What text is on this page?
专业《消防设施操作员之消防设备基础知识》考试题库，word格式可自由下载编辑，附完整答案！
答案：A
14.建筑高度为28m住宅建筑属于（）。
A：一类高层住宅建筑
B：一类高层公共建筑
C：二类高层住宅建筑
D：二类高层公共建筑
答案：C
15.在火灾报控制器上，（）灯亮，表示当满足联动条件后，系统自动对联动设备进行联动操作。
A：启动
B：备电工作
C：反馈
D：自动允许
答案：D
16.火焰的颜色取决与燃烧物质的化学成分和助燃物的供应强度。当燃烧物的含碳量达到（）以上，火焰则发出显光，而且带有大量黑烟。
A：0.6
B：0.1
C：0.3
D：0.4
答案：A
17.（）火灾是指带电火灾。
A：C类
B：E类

◆ ◆ ◆ ◆

Problem details
The full set of records should be duplicated exactly.

Complete output
What text is on this page?
专业《消防设施操作员之消防设备基础知识》考试题库，word格式可自由下载编辑，附完整答案！
答案：A
14.建筑高度为28m住宅建筑属于（）。
A：一类高层住宅建筑
B：一类高层公共建筑
C：二类高层住宅建筑
D：二类高层公共建筑
答案：C
15.在火灾报控制器上，（）灯亮，表示当满足联动条件后，系统自动对联动设备进行联动操作。
A：启动
B：备电工作
C：反馈
D：自动允许
答案：D
16.火焰的颜色取决与燃烧物质的化学成分和助燃物的供应强度。当燃烧物的含碳量达到（）以上，火焰则发出显光，而且带有大量黑烟。
A：0.6
B：0.1
C：0.3
D：0.4
答案：A
17.（）火灾是指带电火灾。
A：C类
B：E类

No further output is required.